- _BRIEF_
Find every line in the records below that holds the word "blue", and copy each one.

— START RECORDS PROVIDED —

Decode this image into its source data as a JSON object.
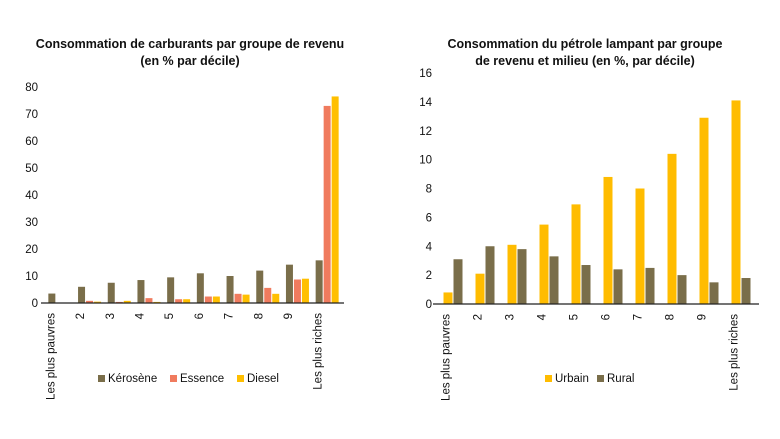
{
  "chart_data": [
    {
      "type": "bar",
      "title": "Consommation de carburants par groupe de revenu (en % par décile)",
      "title_lines": [
        "Consommation de carburants par groupe de revenu",
        "(en % par décile)"
      ],
      "categories": [
        "Les plus pauvres",
        "2",
        "3",
        "4",
        "5",
        "6",
        "7",
        "8",
        "9",
        "Les plus riches"
      ],
      "ylim": [
        0,
        80
      ],
      "yticks": [
        0,
        10,
        20,
        30,
        40,
        50,
        60,
        70,
        80
      ],
      "grid": false,
      "legend": "bottom",
      "series": [
        {
          "name": "Kérosène",
          "color": "#7a6e4a",
          "values": [
            3.5,
            6,
            7.5,
            8.5,
            9.5,
            11,
            10,
            12,
            14.2,
            15.8
          ]
        },
        {
          "name": "Essence",
          "color": "#f07b5e",
          "values": [
            0,
            0.8,
            0.4,
            1.8,
            1.4,
            2.4,
            3.4,
            5.6,
            8.7,
            73
          ]
        },
        {
          "name": "Diesel",
          "color": "#ffbf00",
          "values": [
            0,
            0.5,
            0.8,
            0.4,
            1.4,
            2.4,
            3.1,
            3.4,
            9,
            76.5
          ]
        }
      ]
    },
    {
      "type": "bar",
      "title": "Consommation du pétrole lampant par groupe de revenu et milieu (en %, par décile)",
      "title_lines": [
        "Consommation du pétrole lampant par groupe",
        "de revenu et milieu (en %, par décile)"
      ],
      "categories": [
        "Les plus pauvres",
        "2",
        "3",
        "4",
        "5",
        "6",
        "7",
        "8",
        "9",
        "Les plus riches"
      ],
      "ylim": [
        0,
        16
      ],
      "yticks": [
        0,
        2,
        4,
        6,
        8,
        10,
        12,
        14,
        16
      ],
      "grid": false,
      "legend": "bottom",
      "series": [
        {
          "name": "Urbain",
          "color": "#ffbc00",
          "values": [
            0.8,
            2.1,
            4.1,
            5.5,
            6.9,
            8.8,
            8,
            10.4,
            12.9,
            14.1
          ]
        },
        {
          "name": "Rural",
          "color": "#7a6e4a",
          "values": [
            3.1,
            4,
            3.8,
            3.3,
            2.7,
            2.4,
            2.5,
            2,
            1.5,
            1.8
          ]
        }
      ]
    }
  ]
}
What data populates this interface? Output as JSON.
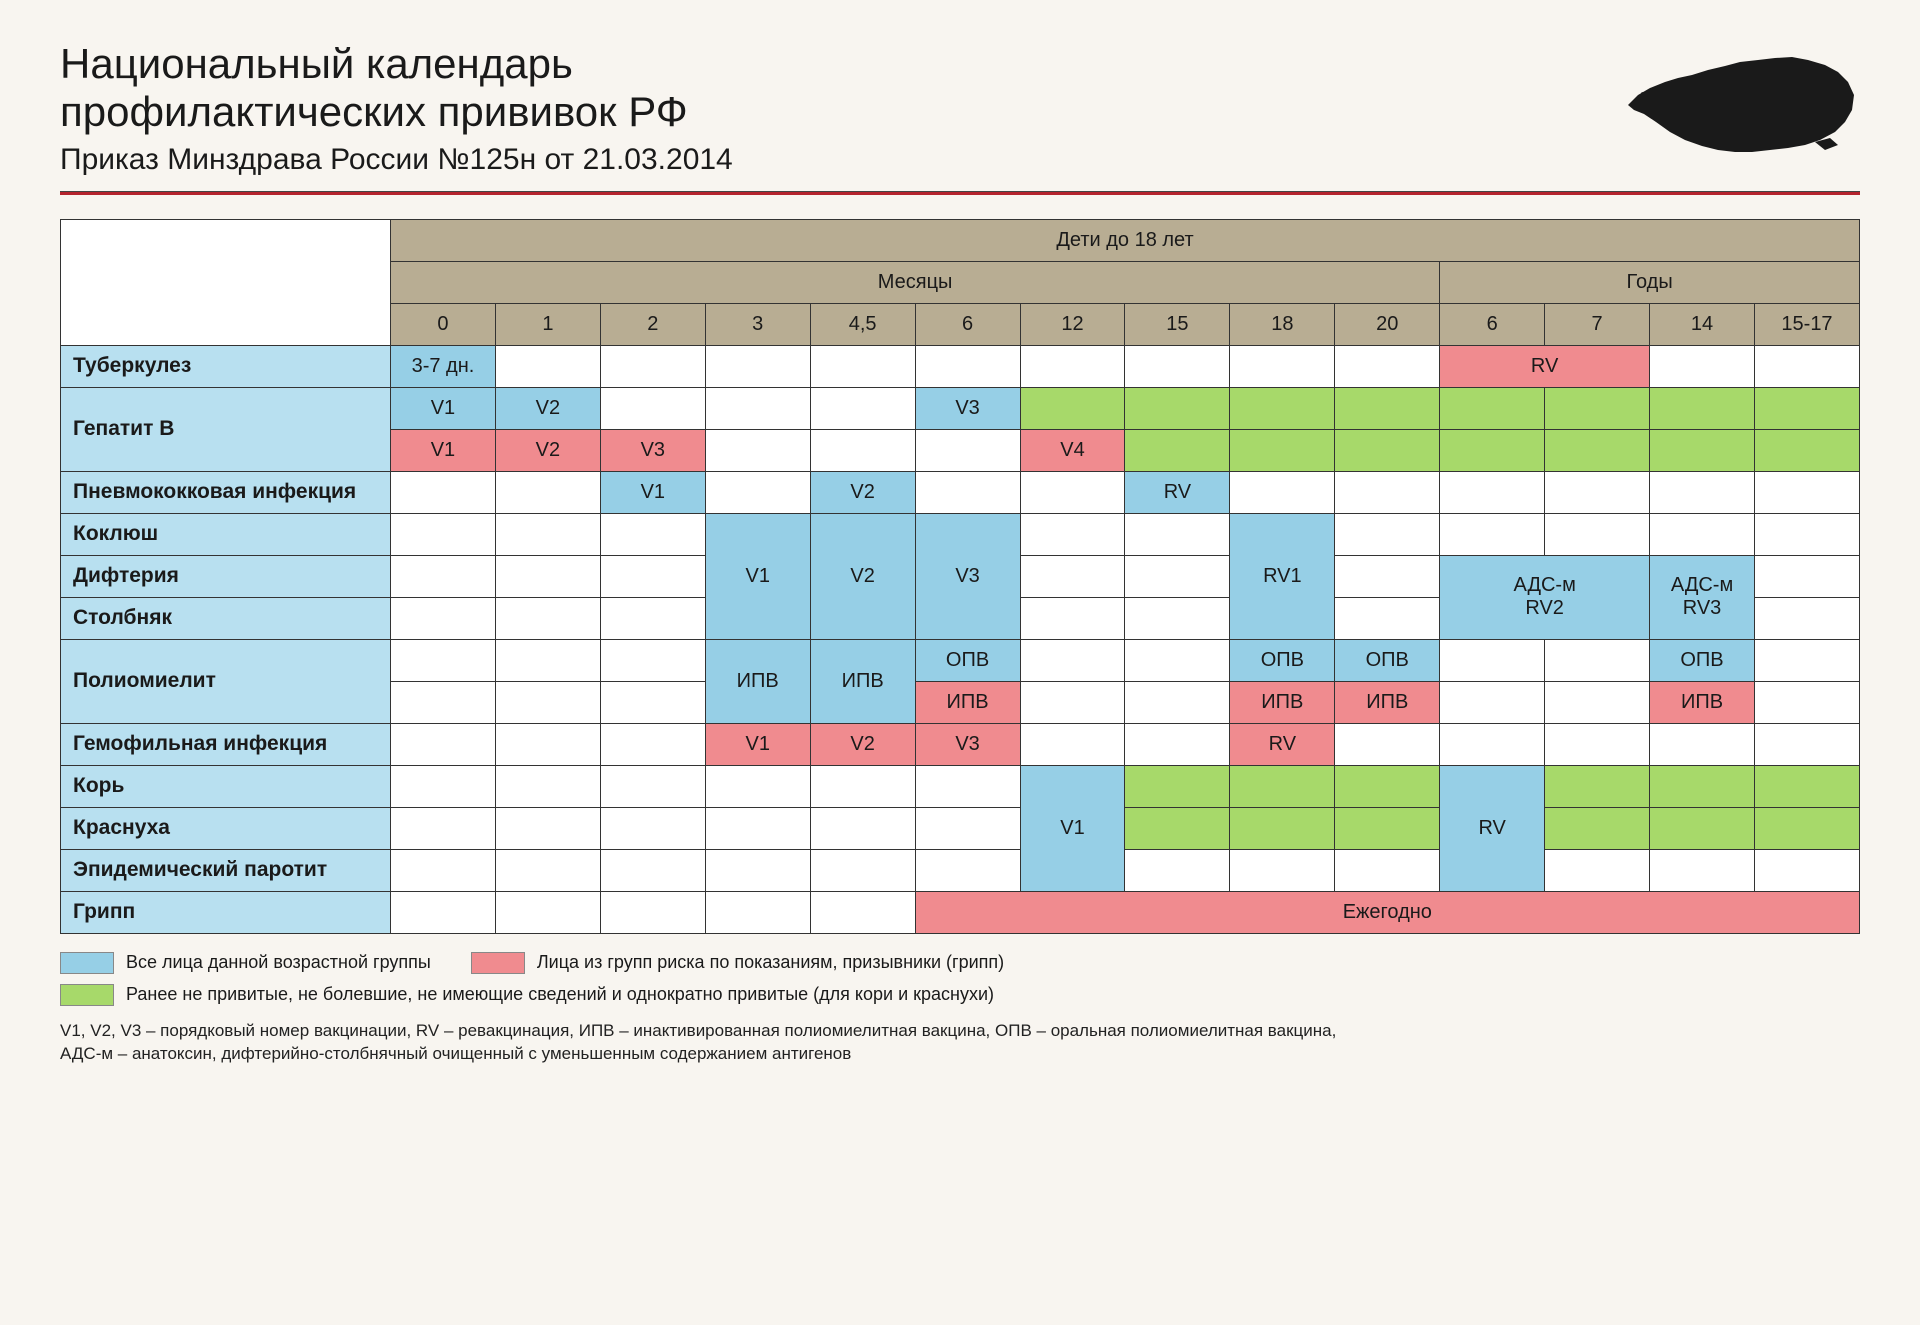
{
  "title_line1": "Национальный календарь",
  "title_line2": "профилактических прививок РФ",
  "subtitle": "Приказ Минздрава России №125н от 21.03.2014",
  "colors": {
    "blue": "#96cfe6",
    "pink": "#f08b8f",
    "green": "#a7d96a",
    "header_bg": "#b8ad93",
    "rowname_bg": "#b8e0f0",
    "divider": "#b4232d",
    "border": "#333333",
    "page_bg": "#f8f5f0"
  },
  "header": {
    "top": "Дети до 18 лет",
    "months": "Месяцы",
    "years": "Годы",
    "month_cols": [
      "0",
      "1",
      "2",
      "3",
      "4,5",
      "6",
      "12",
      "15",
      "18",
      "20"
    ],
    "year_cols": [
      "6",
      "7",
      "14",
      "15-17"
    ]
  },
  "diseases": {
    "tub": "Туберкулез",
    "hepb": "Гепатит B",
    "pneumo": "Пневмококковая инфекция",
    "pertussis": "Коклюш",
    "diphtheria": "Дифтерия",
    "tetanus": "Столбняк",
    "polio": "Полиомиелит",
    "hib": "Гемофильная инфекция",
    "measles": "Корь",
    "rubella": "Краснуха",
    "mumps": "Эпидемический паротит",
    "flu": "Грипп"
  },
  "cells": {
    "tub_0": "3-7 дн.",
    "tub_rv": "RV",
    "hepb_a_0": "V1",
    "hepb_a_1": "V2",
    "hepb_a_6": "V3",
    "hepb_b_0": "V1",
    "hepb_b_1": "V2",
    "hepb_b_2": "V3",
    "hepb_b_12": "V4",
    "pneumo_2": "V1",
    "pneumo_45": "V2",
    "pneumo_15": "RV",
    "dtp_3": "V1",
    "dtp_45": "V2",
    "dtp_6": "V3",
    "dtp_18": "RV1",
    "ads_67": "АДС-м\nRV2",
    "ads_14": "АДС-м\nRV3",
    "polio_3": "ИПВ",
    "polio_45": "ИПВ",
    "polio_6a": "ОПВ",
    "polio_6b": "ИПВ",
    "polio_18a": "ОПВ",
    "polio_18b": "ИПВ",
    "polio_20a": "ОПВ",
    "polio_20b": "ИПВ",
    "polio_14a": "ОПВ",
    "polio_14b": "ИПВ",
    "hib_3": "V1",
    "hib_45": "V2",
    "hib_6": "V3",
    "hib_18": "RV",
    "mmr_12": "V1",
    "mmr_6": "RV",
    "flu_all": "Ежегодно"
  },
  "legend": {
    "blue": "Все лица данной возрастной группы",
    "pink": "Лица из групп риска по показаниям, призывники (грипп)",
    "green": "Ранее не привитые, не болевшие, не имеющие сведений и однократно привитые (для кори и краснухи)"
  },
  "footnote1": "V1, V2, V3 – порядковый номер вакцинации, RV – ревакцинация,  ИПВ – инактивированная полиомиелитная вакцина, ОПВ – оральная полиомиелитная вакцина,",
  "footnote2": "АДС-м – анатоксин, дифтерийно-столбнячный очищенный с уменьшенным содержанием антигенов"
}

— END RECORDS PROVIDED —

- _THE SOLUTION_
    "blue": "#96cfe6",
    "blue": "Все лица данной возрастной группы",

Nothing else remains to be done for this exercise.